- **Data provided**:
• • • • •

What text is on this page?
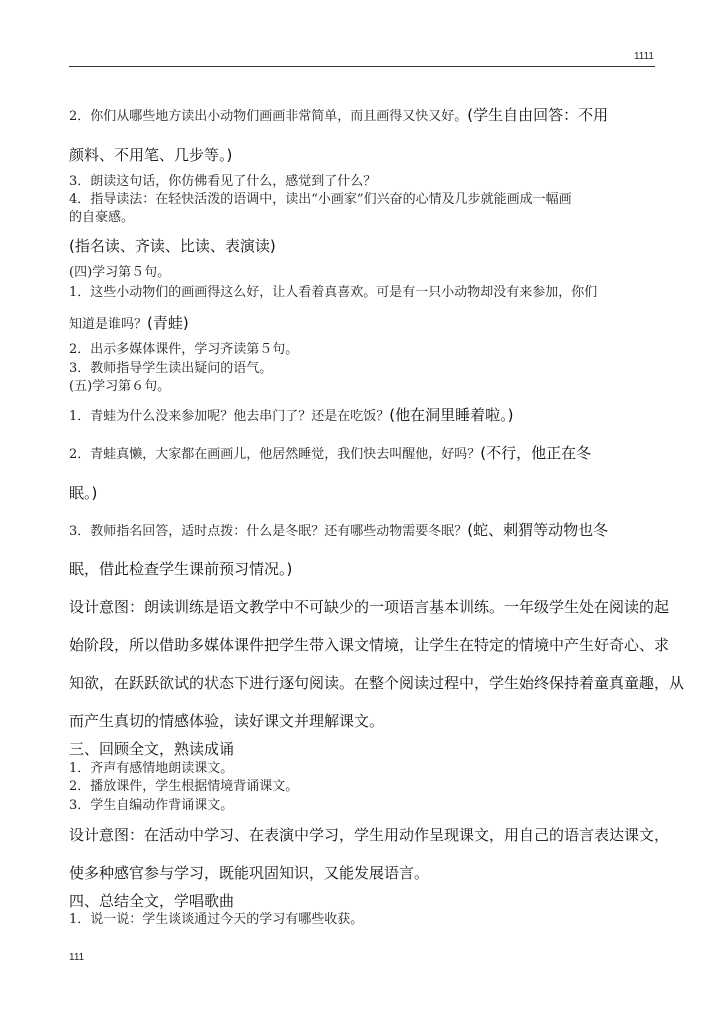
1111
2．你们从哪些地方读出小动物们画画非常简单，而且画得又快又好。(学生自由回答：不用
颜料、不用笔、几步等。)
3．朗读这句话，你仿佛看见了什么，感觉到了什么？
4．指导读法：在轻快活泼的语调中，读出“小画家”们兴奋的心情及几步就能画成一幅画
的自豪感。
(指名读、齐读、比读、表演读)
(四)学习第５句。
1．这些小动物们的画画得这么好，让人看着真喜欢。可是有一只小动物却没有来参加，你们
知道是谁吗？(青蛙)
2．出示多媒体课件，学习齐读第５句。
3．教师指导学生读出疑问的语气。
(五)学习第６句。
1．青蛙为什么没来参加呢？他去串门了？还是在吃饭？(他在洞里睡着啦。)
2．青蛙真懒，大家都在画画儿，他居然睡觉，我们快去叫醒他，好吗？(不行，他正在冬
眠。)
3．教师指名回答，适时点拨：什么是冬眠？还有哪些动物需要冬眠？(蛇、刺猬等动物也冬
眠，借此检查学生课前预习情况。)
设计意图：朗读训练是语文教学中不可缺少的一项语言基本训练。一年级学生处在阅读的起
始阶段，所以借助多媒体课件把学生带入课文情境，让学生在特定的情境中产生好奇心、求
知欲，在跃跃欲试的状态下进行逐句阅读。在整个阅读过程中，学生始终保持着童真童趣，从
而产生真切的情感体验，读好课文并理解课文。
三、回顾全文，熟读成诵
1．齐声有感情地朗读课文。
2．播放课件，学生根据情境背诵课文。
3．学生自编动作背诵课文。
设计意图：在活动中学习、在表演中学习，学生用动作呈现课文，用自己的语言表达课文，
使多种感官参与学习，既能巩固知识，又能发展语言。
四、总结全文，学唱歌曲
1．说一说：学生谈谈通过今天的学习有哪些收获。
111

• • • • •

- **Directions for this task**:
Restate the full listing verbatim and drop every picture.

- **Answer to the exercise**:
What text is on this page?
1111
2．你们从哪些地方读出小动物们画画非常简单，而且画得又快又好。(学生自由回答：不用
颜料、不用笔、几步等。)
3．朗读这句话，你仿佛看见了什么，感觉到了什么？
4．指导读法：在轻快活泼的语调中，读出“小画家”们兴奋的心情及几步就能画成一幅画
的自豪感。
(指名读、齐读、比读、表演读)
(四)学习第５句。
1．这些小动物们的画画得这么好，让人看着真喜欢。可是有一只小动物却没有来参加，你们
知道是谁吗？(青蛙)
2．出示多媒体课件，学习齐读第５句。
3．教师指导学生读出疑问的语气。
(五)学习第６句。
1．青蛙为什么没来参加呢？他去串门了？还是在吃饭？(他在洞里睡着啦。)
2．青蛙真懒，大家都在画画儿，他居然睡觉，我们快去叫醒他，好吗？(不行，他正在冬
眠。)
3．教师指名回答，适时点拨：什么是冬眠？还有哪些动物需要冬眠？(蛇、刺猬等动物也冬
眠，借此检查学生课前预习情况。)
设计意图：朗读训练是语文教学中不可缺少的一项语言基本训练。一年级学生处在阅读的起
始阶段，所以借助多媒体课件把学生带入课文情境，让学生在特定的情境中产生好奇心、求
知欲，在跃跃欲试的状态下进行逐句阅读。在整个阅读过程中，学生始终保持着童真童趣，从
而产生真切的情感体验，读好课文并理解课文。
三、回顾全文，熟读成诵
1．齐声有感情地朗读课文。
2．播放课件，学生根据情境背诵课文。
3．学生自编动作背诵课文。
设计意图：在活动中学习、在表演中学习，学生用动作呈现课文，用自己的语言表达课文，
使多种感官参与学习，既能巩固知识，又能发展语言。
四、总结全文，学唱歌曲
1．说一说：学生谈谈通过今天的学习有哪些收获。
111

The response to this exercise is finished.